PROBLEM REQUIREMENTS
Gather all lines in the entries below that include the word "就业干事".

EXTRACTED ENTRIES
-- Start --

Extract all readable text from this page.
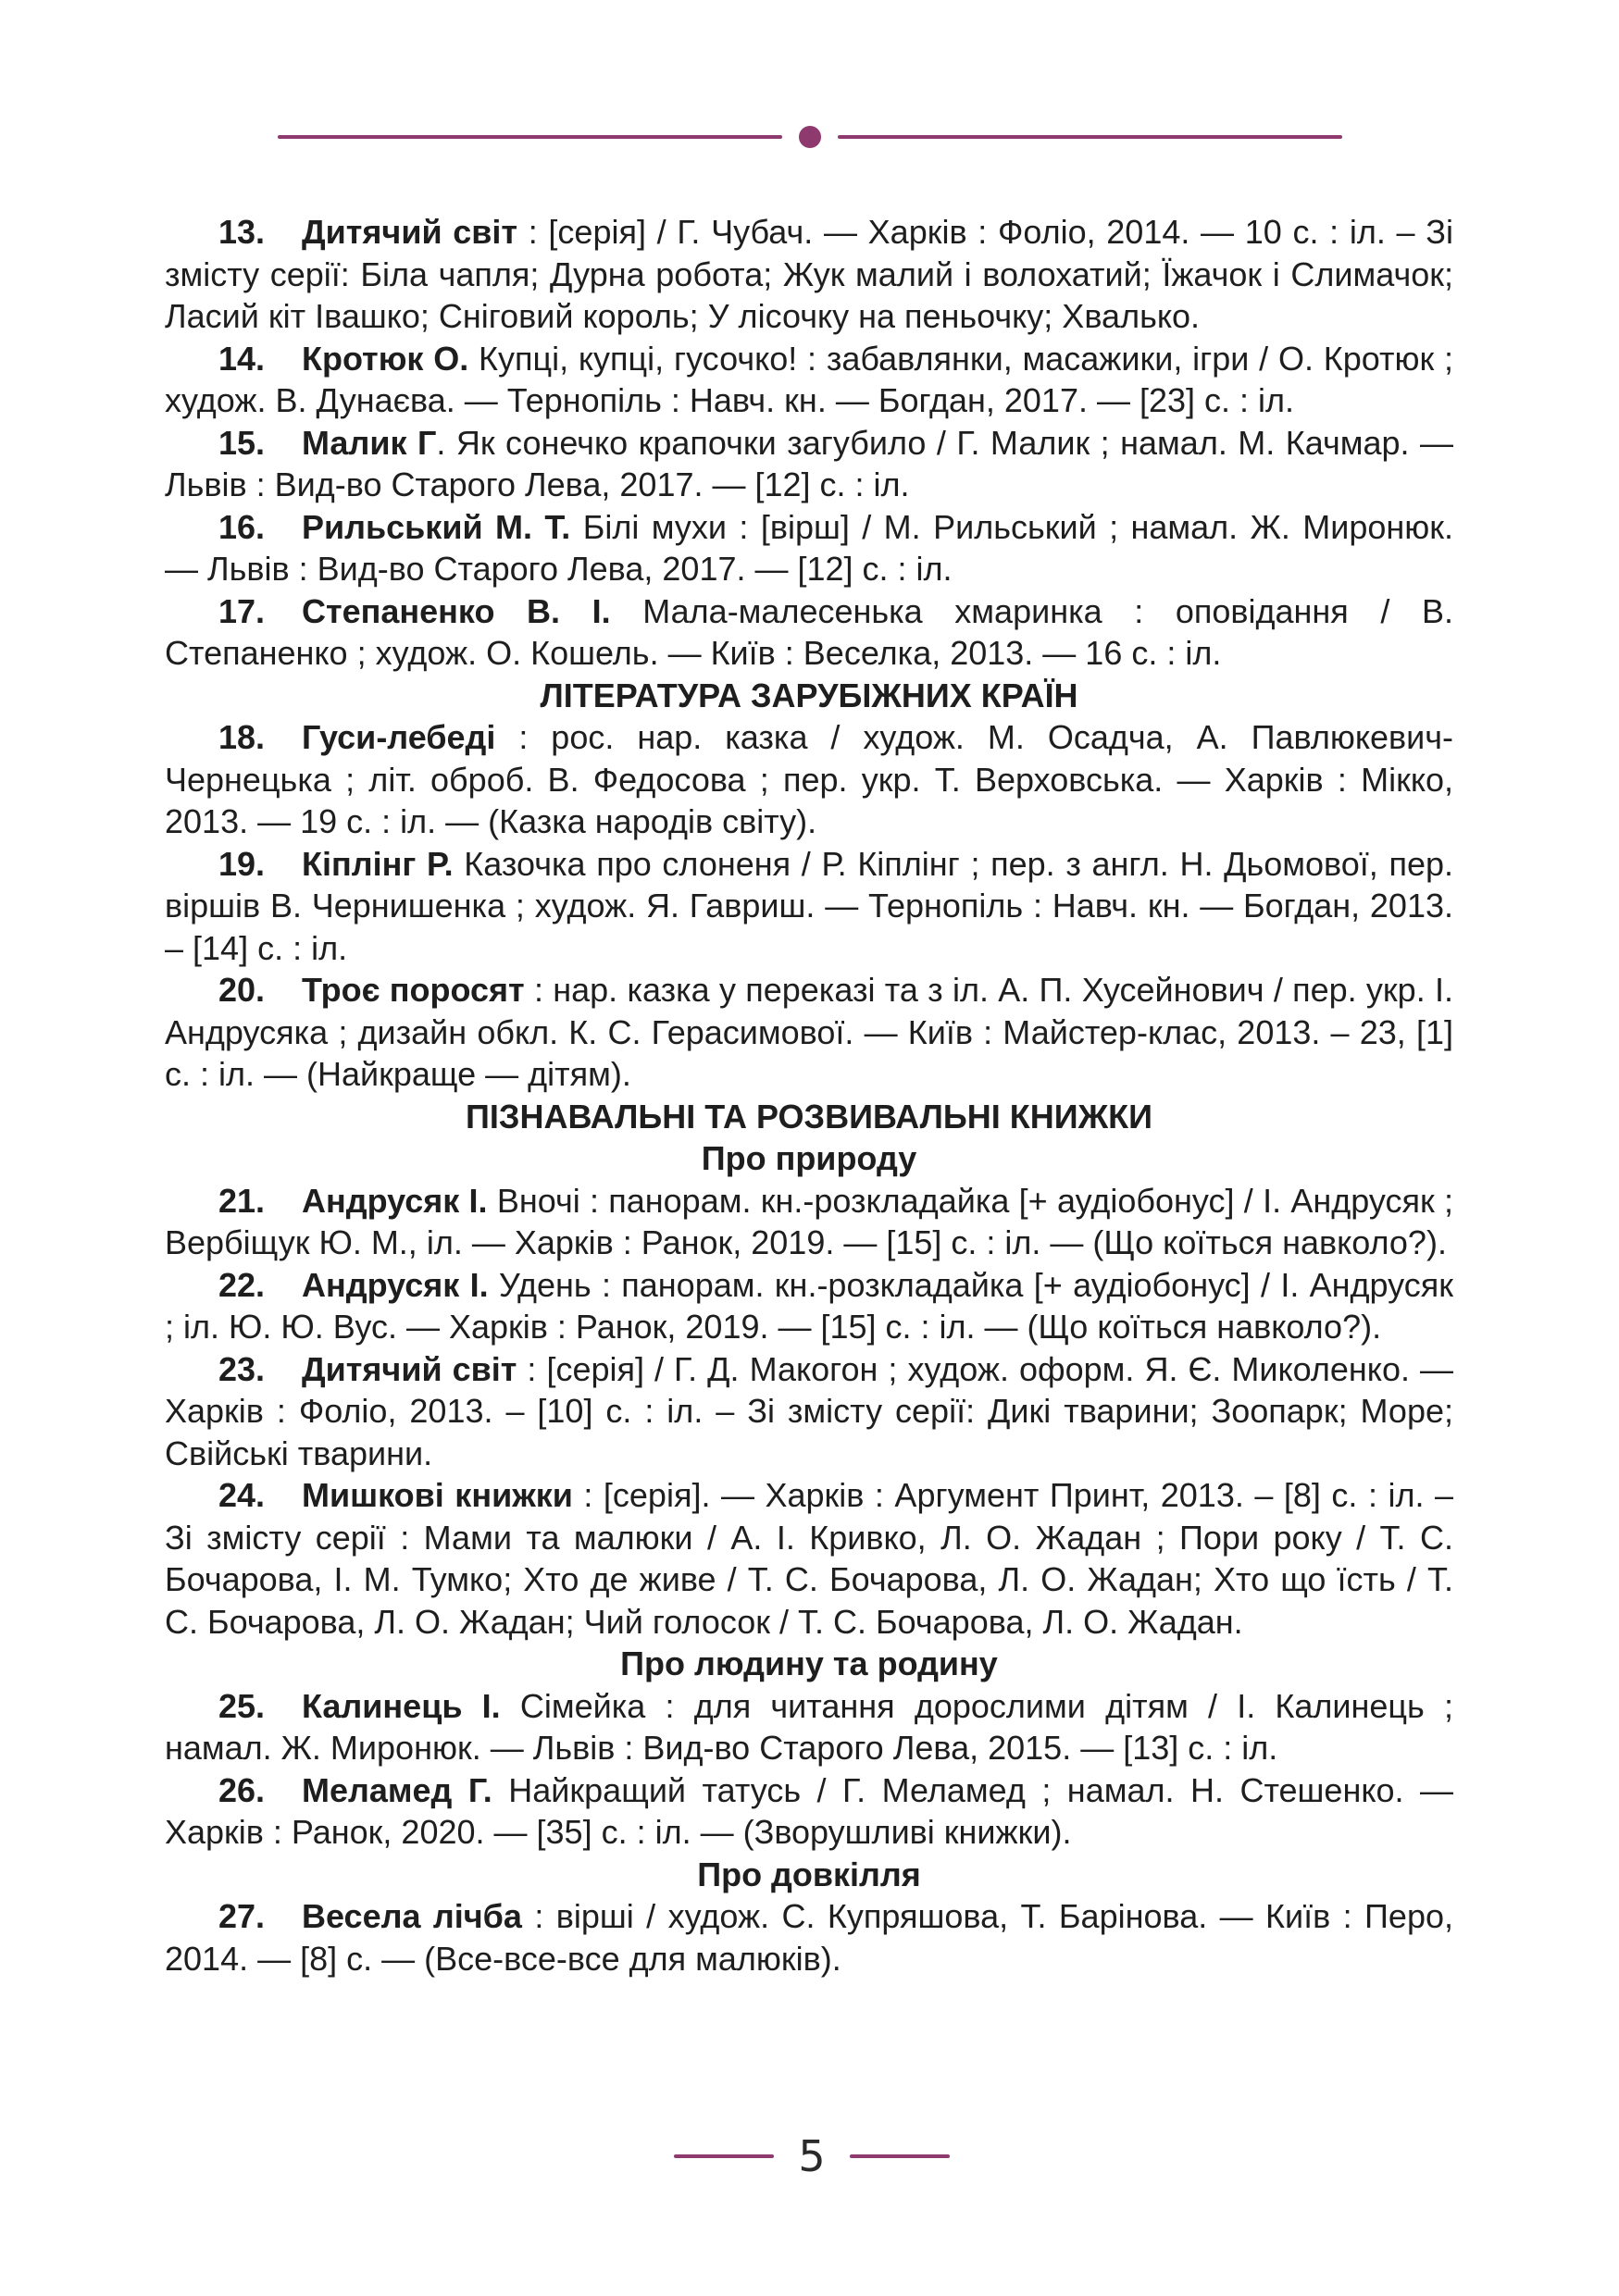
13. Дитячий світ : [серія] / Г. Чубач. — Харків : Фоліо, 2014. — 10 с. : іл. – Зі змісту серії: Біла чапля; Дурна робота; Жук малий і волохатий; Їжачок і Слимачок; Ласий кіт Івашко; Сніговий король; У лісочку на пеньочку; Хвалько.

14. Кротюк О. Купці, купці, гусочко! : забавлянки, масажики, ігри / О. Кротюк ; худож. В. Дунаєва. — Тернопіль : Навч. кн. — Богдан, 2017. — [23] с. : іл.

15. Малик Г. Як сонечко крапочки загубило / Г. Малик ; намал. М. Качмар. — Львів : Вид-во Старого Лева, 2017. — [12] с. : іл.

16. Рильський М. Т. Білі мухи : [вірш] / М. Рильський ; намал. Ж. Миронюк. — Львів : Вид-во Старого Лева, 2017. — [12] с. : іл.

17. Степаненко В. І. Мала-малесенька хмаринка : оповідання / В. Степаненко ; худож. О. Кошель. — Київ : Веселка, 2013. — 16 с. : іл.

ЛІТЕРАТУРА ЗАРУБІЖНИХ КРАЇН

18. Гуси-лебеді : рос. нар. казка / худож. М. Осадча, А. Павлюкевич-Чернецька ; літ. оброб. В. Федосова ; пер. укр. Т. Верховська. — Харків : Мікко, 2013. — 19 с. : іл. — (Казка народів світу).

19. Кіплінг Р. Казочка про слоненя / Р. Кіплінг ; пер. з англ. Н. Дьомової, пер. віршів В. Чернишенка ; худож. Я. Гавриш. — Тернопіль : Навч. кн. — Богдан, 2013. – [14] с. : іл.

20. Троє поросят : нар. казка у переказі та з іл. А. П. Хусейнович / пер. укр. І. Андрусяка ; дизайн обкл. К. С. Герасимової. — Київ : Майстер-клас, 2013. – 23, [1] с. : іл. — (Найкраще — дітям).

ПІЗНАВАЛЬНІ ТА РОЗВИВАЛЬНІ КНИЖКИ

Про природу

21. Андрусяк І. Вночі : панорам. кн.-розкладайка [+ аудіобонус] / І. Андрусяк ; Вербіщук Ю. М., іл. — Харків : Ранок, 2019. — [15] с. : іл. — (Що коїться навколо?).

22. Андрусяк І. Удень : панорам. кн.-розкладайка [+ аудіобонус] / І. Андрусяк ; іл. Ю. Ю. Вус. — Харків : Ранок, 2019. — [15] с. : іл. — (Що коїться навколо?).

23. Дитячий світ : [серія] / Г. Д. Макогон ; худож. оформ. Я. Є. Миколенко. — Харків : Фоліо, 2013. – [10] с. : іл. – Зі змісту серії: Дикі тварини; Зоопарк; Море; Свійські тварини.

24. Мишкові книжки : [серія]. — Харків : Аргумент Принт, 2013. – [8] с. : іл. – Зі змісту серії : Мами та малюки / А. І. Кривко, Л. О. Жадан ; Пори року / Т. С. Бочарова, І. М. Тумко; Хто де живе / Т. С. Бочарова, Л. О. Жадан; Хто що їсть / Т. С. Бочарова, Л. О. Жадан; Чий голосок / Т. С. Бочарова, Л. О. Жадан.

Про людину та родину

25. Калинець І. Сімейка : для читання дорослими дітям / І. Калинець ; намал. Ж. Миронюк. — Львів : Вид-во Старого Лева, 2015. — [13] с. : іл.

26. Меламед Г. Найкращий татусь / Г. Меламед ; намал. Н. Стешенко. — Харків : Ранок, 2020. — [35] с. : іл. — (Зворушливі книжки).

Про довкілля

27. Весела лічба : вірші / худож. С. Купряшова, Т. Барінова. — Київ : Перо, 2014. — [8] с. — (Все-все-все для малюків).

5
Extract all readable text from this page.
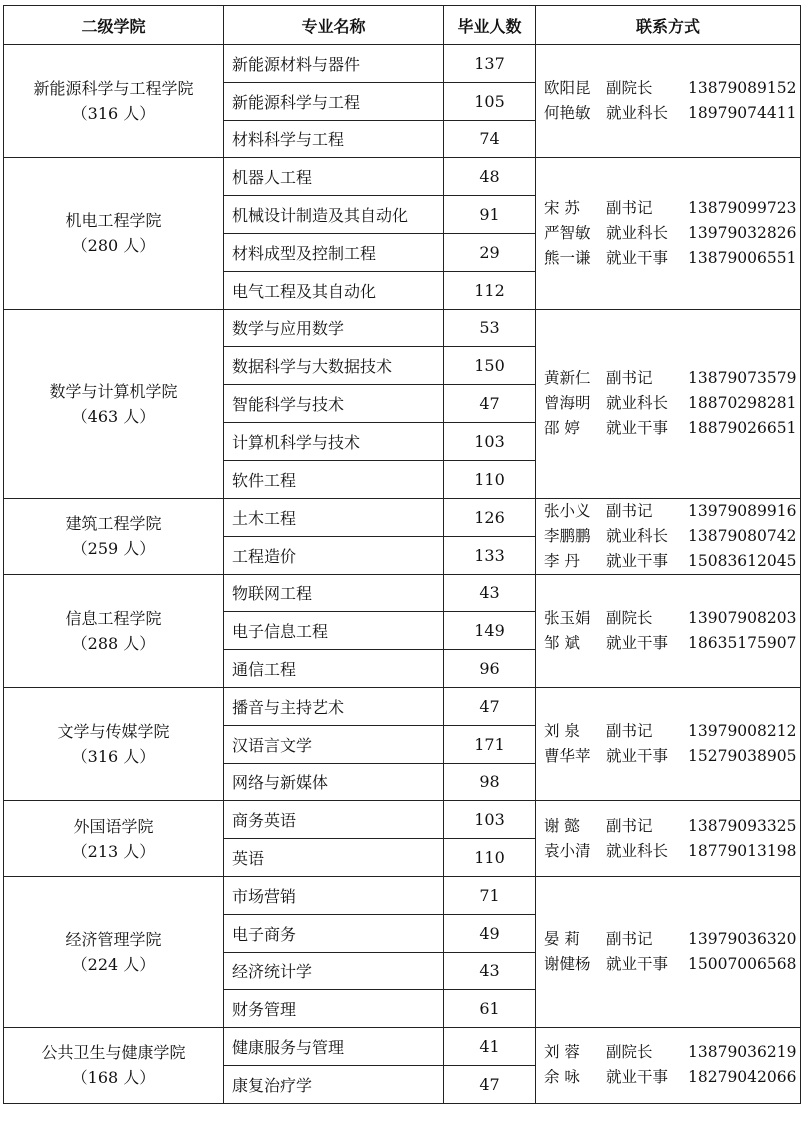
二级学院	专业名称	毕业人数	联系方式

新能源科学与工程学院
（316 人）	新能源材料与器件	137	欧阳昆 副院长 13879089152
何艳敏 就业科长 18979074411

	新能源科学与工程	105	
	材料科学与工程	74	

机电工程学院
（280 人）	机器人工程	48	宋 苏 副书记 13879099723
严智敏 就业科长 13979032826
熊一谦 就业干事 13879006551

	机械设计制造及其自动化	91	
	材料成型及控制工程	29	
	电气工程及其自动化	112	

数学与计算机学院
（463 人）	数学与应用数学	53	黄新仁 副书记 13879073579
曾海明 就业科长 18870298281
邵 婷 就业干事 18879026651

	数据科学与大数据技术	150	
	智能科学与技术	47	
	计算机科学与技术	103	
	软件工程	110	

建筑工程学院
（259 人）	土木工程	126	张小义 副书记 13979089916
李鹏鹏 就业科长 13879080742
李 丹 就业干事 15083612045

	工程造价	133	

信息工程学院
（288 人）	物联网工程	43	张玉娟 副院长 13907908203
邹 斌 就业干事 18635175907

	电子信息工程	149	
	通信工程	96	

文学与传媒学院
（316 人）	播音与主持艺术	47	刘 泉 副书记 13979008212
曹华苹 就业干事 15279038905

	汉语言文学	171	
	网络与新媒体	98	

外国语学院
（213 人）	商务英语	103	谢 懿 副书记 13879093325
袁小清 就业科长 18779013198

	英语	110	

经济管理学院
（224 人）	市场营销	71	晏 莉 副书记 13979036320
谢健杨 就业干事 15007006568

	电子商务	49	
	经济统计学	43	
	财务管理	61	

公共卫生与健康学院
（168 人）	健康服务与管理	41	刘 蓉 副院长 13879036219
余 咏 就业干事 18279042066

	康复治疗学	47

-- End --

RESPONSE FOR THIS EXERCISE
熊一谦 就业干事 13879006551
邵 婷 就业干事 18879026651
李 丹 就业干事 15083612045
邹 斌 就业干事 18635175907
曹华苹 就业干事 15279038905
谢健杨 就业干事 15007006568
余 咏 就业干事 18279042066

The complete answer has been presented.